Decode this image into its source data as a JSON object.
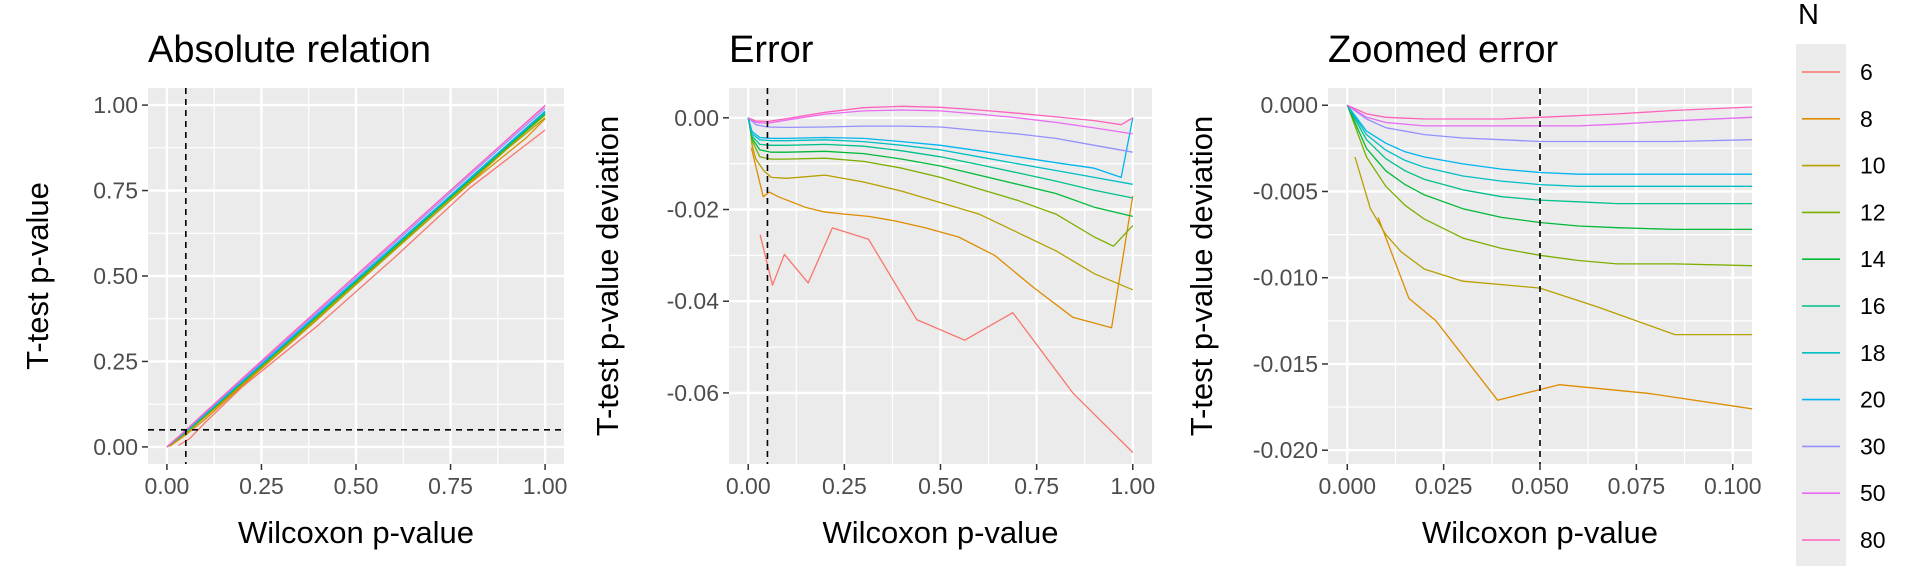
{
  "legend": {
    "title": "N",
    "items": [
      {
        "label": "6",
        "color": "#F8766D"
      },
      {
        "label": "8",
        "color": "#DE8C00"
      },
      {
        "label": "10",
        "color": "#B79F00"
      },
      {
        "label": "12",
        "color": "#7CAE00"
      },
      {
        "label": "14",
        "color": "#00BA38"
      },
      {
        "label": "16",
        "color": "#00C08B"
      },
      {
        "label": "18",
        "color": "#00BFC4"
      },
      {
        "label": "20",
        "color": "#00B4F0"
      },
      {
        "label": "30",
        "color": "#9590FF"
      },
      {
        "label": "50",
        "color": "#E76BF3"
      },
      {
        "label": "80",
        "color": "#FF62BC"
      }
    ]
  },
  "chart_data": [
    {
      "type": "line",
      "title": "Absolute relation",
      "xlabel": "Wilcoxon p-value",
      "ylabel": "T-test p-value",
      "xlim": [
        -0.05,
        1.05
      ],
      "ylim": [
        -0.05,
        1.05
      ],
      "xticks": [
        "0.00",
        "0.25",
        "0.50",
        "0.75",
        "1.00"
      ],
      "xtick_values": [
        0,
        0.25,
        0.5,
        0.75,
        1
      ],
      "yticks": [
        "0.00",
        "0.25",
        "0.50",
        "0.75",
        "1.00"
      ],
      "ytick_values": [
        0,
        0.25,
        0.5,
        0.75,
        1
      ],
      "vline": 0.05,
      "hline": 0.05,
      "grid": true,
      "series": [
        {
          "name": "6",
          "x": [
            0.03,
            0.06,
            0.1,
            0.2,
            0.4,
            0.6,
            0.8,
            1.0
          ],
          "y": [
            0.004,
            0.024,
            0.07,
            0.176,
            0.356,
            0.552,
            0.757,
            0.927
          ]
        },
        {
          "name": "8",
          "x": [
            0.008,
            0.05,
            0.1,
            0.2,
            0.4,
            0.6,
            0.8,
            0.95,
            1.0
          ],
          "y": [
            0.002,
            0.035,
            0.08,
            0.18,
            0.375,
            0.575,
            0.77,
            0.904,
            0.96
          ]
        },
        {
          "name": "10",
          "x": [
            0.002,
            0.05,
            0.1,
            0.3,
            0.5,
            0.7,
            0.9,
            1.0
          ],
          "y": [
            0.0,
            0.04,
            0.087,
            0.28,
            0.475,
            0.672,
            0.872,
            0.963
          ]
        },
        {
          "name": "12",
          "x": [
            0.0,
            0.05,
            0.1,
            0.3,
            0.5,
            0.7,
            0.9,
            1.0
          ],
          "y": [
            0.0,
            0.042,
            0.09,
            0.285,
            0.48,
            0.678,
            0.876,
            0.971
          ]
        },
        {
          "name": "14",
          "x": [
            0.0,
            0.05,
            0.1,
            0.3,
            0.5,
            0.7,
            0.9,
            1.0
          ],
          "y": [
            0.0,
            0.043,
            0.092,
            0.287,
            0.484,
            0.681,
            0.879,
            0.975
          ]
        },
        {
          "name": "16",
          "x": [
            0.0,
            0.05,
            0.1,
            0.3,
            0.5,
            0.7,
            0.9,
            1.0
          ],
          "y": [
            0.0,
            0.044,
            0.093,
            0.289,
            0.486,
            0.683,
            0.881,
            0.978
          ]
        },
        {
          "name": "18",
          "x": [
            0.0,
            0.05,
            0.1,
            0.3,
            0.5,
            0.7,
            0.9,
            1.0
          ],
          "y": [
            0.0,
            0.045,
            0.094,
            0.29,
            0.488,
            0.685,
            0.883,
            0.98
          ]
        },
        {
          "name": "20",
          "x": [
            0.0,
            0.05,
            0.1,
            0.3,
            0.5,
            0.7,
            0.9,
            1.0
          ],
          "y": [
            0.0,
            0.046,
            0.095,
            0.291,
            0.489,
            0.686,
            0.884,
            0.982
          ]
        },
        {
          "name": "30",
          "x": [
            0.0,
            0.05,
            0.1,
            0.3,
            0.5,
            0.7,
            0.9,
            1.0
          ],
          "y": [
            0.0,
            0.048,
            0.098,
            0.296,
            0.495,
            0.694,
            0.893,
            0.99
          ]
        },
        {
          "name": "50",
          "x": [
            0.0,
            0.05,
            0.1,
            0.3,
            0.5,
            0.7,
            0.9,
            1.0
          ],
          "y": [
            0.0,
            0.049,
            0.1,
            0.301,
            0.501,
            0.7,
            0.899,
            0.997
          ]
        },
        {
          "name": "80",
          "x": [
            0.0,
            0.05,
            0.1,
            0.3,
            0.5,
            0.7,
            0.9,
            1.0
          ],
          "y": [
            0.0,
            0.049,
            0.1,
            0.302,
            0.502,
            0.701,
            0.9,
            0.999
          ]
        }
      ]
    },
    {
      "type": "line",
      "title": "Error",
      "xlabel": "Wilcoxon p-value",
      "ylabel": "T-test p-value deviation",
      "xlim": [
        -0.05,
        1.05
      ],
      "ylim": [
        -0.0755,
        0.0065
      ],
      "xticks": [
        "0.00",
        "0.25",
        "0.50",
        "0.75",
        "1.00"
      ],
      "xtick_values": [
        0,
        0.25,
        0.5,
        0.75,
        1
      ],
      "yticks": [
        "-0.06",
        "-0.04",
        "-0.02",
        "0.00"
      ],
      "ytick_values": [
        -0.06,
        -0.04,
        -0.02,
        0
      ],
      "vline": 0.05,
      "grid": true,
      "series": [
        {
          "name": "6",
          "x": [
            0.031,
            0.063,
            0.094,
            0.156,
            0.219,
            0.313,
            0.438,
            0.563,
            0.688,
            0.844,
            1.0
          ],
          "y": [
            -0.0255,
            -0.0365,
            -0.0298,
            -0.036,
            -0.024,
            -0.0265,
            -0.044,
            -0.0485,
            -0.0425,
            -0.06,
            -0.073
          ]
        },
        {
          "name": "8",
          "x": [
            0.008,
            0.039,
            0.055,
            0.078,
            0.148,
            0.195,
            0.25,
            0.313,
            0.383,
            0.461,
            0.547,
            0.641,
            0.742,
            0.844,
            0.945,
            1.0
          ],
          "y": [
            -0.0065,
            -0.0172,
            -0.0162,
            -0.0172,
            -0.0195,
            -0.0205,
            -0.021,
            -0.0215,
            -0.0225,
            -0.024,
            -0.026,
            -0.03,
            -0.037,
            -0.0435,
            -0.0458,
            -0.017
          ]
        },
        {
          "name": "10",
          "x": [
            0.002,
            0.01,
            0.02,
            0.04,
            0.06,
            0.1,
            0.2,
            0.3,
            0.4,
            0.5,
            0.6,
            0.7,
            0.8,
            0.9,
            1.0
          ],
          "y": [
            0.0,
            -0.006,
            -0.009,
            -0.0115,
            -0.013,
            -0.0132,
            -0.0125,
            -0.014,
            -0.016,
            -0.0185,
            -0.021,
            -0.025,
            -0.029,
            -0.034,
            -0.0375
          ]
        },
        {
          "name": "12",
          "x": [
            0.0,
            0.01,
            0.03,
            0.06,
            0.1,
            0.2,
            0.3,
            0.4,
            0.5,
            0.6,
            0.7,
            0.8,
            0.9,
            0.95,
            1.0
          ],
          "y": [
            0.0,
            -0.005,
            -0.0085,
            -0.009,
            -0.009,
            -0.0088,
            -0.0095,
            -0.011,
            -0.013,
            -0.0155,
            -0.018,
            -0.021,
            -0.026,
            -0.028,
            -0.0235
          ]
        },
        {
          "name": "14",
          "x": [
            0.0,
            0.01,
            0.03,
            0.06,
            0.1,
            0.2,
            0.3,
            0.4,
            0.5,
            0.6,
            0.7,
            0.8,
            0.9,
            1.0
          ],
          "y": [
            0.0,
            -0.0045,
            -0.007,
            -0.0075,
            -0.0075,
            -0.0073,
            -0.0078,
            -0.009,
            -0.0105,
            -0.0125,
            -0.0145,
            -0.0165,
            -0.0195,
            -0.0215
          ]
        },
        {
          "name": "16",
          "x": [
            0.0,
            0.01,
            0.03,
            0.06,
            0.1,
            0.2,
            0.3,
            0.4,
            0.5,
            0.6,
            0.7,
            0.8,
            0.9,
            1.0
          ],
          "y": [
            0.0,
            -0.004,
            -0.0058,
            -0.006,
            -0.006,
            -0.0058,
            -0.0062,
            -0.0072,
            -0.0085,
            -0.0102,
            -0.012,
            -0.0138,
            -0.0158,
            -0.0175
          ]
        },
        {
          "name": "18",
          "x": [
            0.0,
            0.01,
            0.03,
            0.06,
            0.1,
            0.2,
            0.3,
            0.4,
            0.5,
            0.6,
            0.7,
            0.8,
            0.9,
            1.0
          ],
          "y": [
            0.0,
            -0.0035,
            -0.0048,
            -0.005,
            -0.005,
            -0.0048,
            -0.0052,
            -0.006,
            -0.007,
            -0.0085,
            -0.01,
            -0.0115,
            -0.013,
            -0.0145
          ]
        },
        {
          "name": "20",
          "x": [
            0.0,
            0.01,
            0.03,
            0.06,
            0.1,
            0.2,
            0.3,
            0.4,
            0.5,
            0.6,
            0.7,
            0.8,
            0.9,
            0.97,
            1.0
          ],
          "y": [
            0.0,
            -0.003,
            -0.0043,
            -0.0045,
            -0.0045,
            -0.0043,
            -0.0045,
            -0.0052,
            -0.006,
            -0.0072,
            -0.0085,
            -0.0098,
            -0.011,
            -0.013,
            0.0
          ]
        },
        {
          "name": "30",
          "x": [
            0.0,
            0.02,
            0.05,
            0.1,
            0.2,
            0.3,
            0.4,
            0.5,
            0.6,
            0.7,
            0.8,
            0.9,
            1.0
          ],
          "y": [
            0.0,
            -0.0015,
            -0.002,
            -0.0021,
            -0.002,
            -0.0018,
            -0.0018,
            -0.002,
            -0.0028,
            -0.0035,
            -0.0045,
            -0.006,
            -0.0075
          ]
        },
        {
          "name": "50",
          "x": [
            0.0,
            0.02,
            0.05,
            0.1,
            0.2,
            0.3,
            0.4,
            0.5,
            0.6,
            0.7,
            0.8,
            0.9,
            1.0
          ],
          "y": [
            0.0,
            -0.001,
            -0.0012,
            -0.0005,
            0.0008,
            0.0015,
            0.0017,
            0.0015,
            0.0008,
            0.0,
            -0.001,
            -0.0022,
            -0.0035
          ]
        },
        {
          "name": "80",
          "x": [
            0.0,
            0.02,
            0.05,
            0.1,
            0.2,
            0.3,
            0.4,
            0.5,
            0.6,
            0.7,
            0.8,
            0.9,
            0.97,
            1.0
          ],
          "y": [
            0.0,
            -0.0007,
            -0.0008,
            -0.0002,
            0.0012,
            0.0022,
            0.0025,
            0.0023,
            0.0017,
            0.001,
            0.0002,
            -0.0006,
            -0.0015,
            0.0
          ]
        }
      ]
    },
    {
      "type": "line",
      "title": "Zoomed error",
      "xlabel": "Wilcoxon p-value",
      "ylabel": "T-test p-value deviation",
      "xlim": [
        -0.005,
        0.105
      ],
      "ylim": [
        -0.0208,
        0.001
      ],
      "xticks": [
        "0.000",
        "0.025",
        "0.050",
        "0.075",
        "0.100"
      ],
      "xtick_values": [
        0,
        0.025,
        0.05,
        0.075,
        0.1
      ],
      "yticks": [
        "-0.020",
        "-0.015",
        "-0.010",
        "-0.005",
        "0.000"
      ],
      "ytick_values": [
        -0.02,
        -0.015,
        -0.01,
        -0.005,
        0
      ],
      "vline": 0.05,
      "grid": true,
      "series": [
        {
          "name": "8",
          "x": [
            0.008,
            0.016,
            0.023,
            0.039,
            0.055,
            0.078,
            0.105
          ],
          "y": [
            -0.0065,
            -0.0112,
            -0.0125,
            -0.0171,
            -0.0162,
            -0.0167,
            -0.0176
          ]
        },
        {
          "name": "10",
          "x": [
            0.002,
            0.006,
            0.01,
            0.014,
            0.02,
            0.03,
            0.04,
            0.05,
            0.065,
            0.085,
            0.105
          ],
          "y": [
            -0.003,
            -0.006,
            -0.0075,
            -0.0085,
            -0.0095,
            -0.0102,
            -0.0104,
            -0.0106,
            -0.0117,
            -0.0133,
            -0.0133
          ]
        },
        {
          "name": "12",
          "x": [
            0.0,
            0.005,
            0.01,
            0.015,
            0.02,
            0.03,
            0.04,
            0.05,
            0.06,
            0.07,
            0.085,
            0.105
          ],
          "y": [
            0.0,
            -0.003,
            -0.0047,
            -0.0058,
            -0.0066,
            -0.0077,
            -0.0083,
            -0.0087,
            -0.009,
            -0.0092,
            -0.0092,
            -0.0093
          ]
        },
        {
          "name": "14",
          "x": [
            0.0,
            0.005,
            0.01,
            0.015,
            0.02,
            0.03,
            0.04,
            0.05,
            0.06,
            0.07,
            0.085,
            0.105
          ],
          "y": [
            0.0,
            -0.0025,
            -0.0038,
            -0.0046,
            -0.0052,
            -0.006,
            -0.0065,
            -0.0068,
            -0.007,
            -0.0071,
            -0.0072,
            -0.0072
          ]
        },
        {
          "name": "16",
          "x": [
            0.0,
            0.005,
            0.01,
            0.015,
            0.02,
            0.03,
            0.04,
            0.05,
            0.06,
            0.07,
            0.085,
            0.105
          ],
          "y": [
            0.0,
            -0.002,
            -0.0031,
            -0.0038,
            -0.0043,
            -0.0049,
            -0.0053,
            -0.0055,
            -0.0056,
            -0.0057,
            -0.0057,
            -0.0057
          ]
        },
        {
          "name": "18",
          "x": [
            0.0,
            0.005,
            0.01,
            0.015,
            0.02,
            0.03,
            0.04,
            0.05,
            0.06,
            0.07,
            0.085,
            0.105
          ],
          "y": [
            0.0,
            -0.0017,
            -0.0026,
            -0.0032,
            -0.0036,
            -0.0041,
            -0.0044,
            -0.0046,
            -0.0047,
            -0.0047,
            -0.0047,
            -0.0047
          ]
        },
        {
          "name": "20",
          "x": [
            0.0,
            0.005,
            0.01,
            0.015,
            0.02,
            0.03,
            0.04,
            0.05,
            0.06,
            0.07,
            0.085,
            0.105
          ],
          "y": [
            0.0,
            -0.0015,
            -0.0022,
            -0.0027,
            -0.003,
            -0.0034,
            -0.0037,
            -0.0039,
            -0.004,
            -0.004,
            -0.004,
            -0.004
          ]
        },
        {
          "name": "30",
          "x": [
            0.0,
            0.005,
            0.01,
            0.02,
            0.03,
            0.04,
            0.05,
            0.06,
            0.07,
            0.085,
            0.105
          ],
          "y": [
            0.0,
            -0.0008,
            -0.0013,
            -0.0017,
            -0.0019,
            -0.002,
            -0.0021,
            -0.0021,
            -0.0021,
            -0.0021,
            -0.002
          ]
        },
        {
          "name": "50",
          "x": [
            0.0,
            0.005,
            0.01,
            0.02,
            0.03,
            0.04,
            0.05,
            0.06,
            0.07,
            0.085,
            0.105
          ],
          "y": [
            0.0,
            -0.0007,
            -0.001,
            -0.0012,
            -0.0012,
            -0.0012,
            -0.0012,
            -0.0012,
            -0.0011,
            -0.0009,
            -0.0007
          ]
        },
        {
          "name": "80",
          "x": [
            0.0,
            0.005,
            0.01,
            0.02,
            0.03,
            0.04,
            0.05,
            0.06,
            0.07,
            0.085,
            0.105
          ],
          "y": [
            0.0,
            -0.0005,
            -0.0007,
            -0.0008,
            -0.0008,
            -0.0008,
            -0.0007,
            -0.0006,
            -0.0005,
            -0.0003,
            -0.0001
          ]
        }
      ]
    }
  ]
}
+++
* Work to complete: Count how many lines above carry the word "color". Only the number is required.

* In response: 11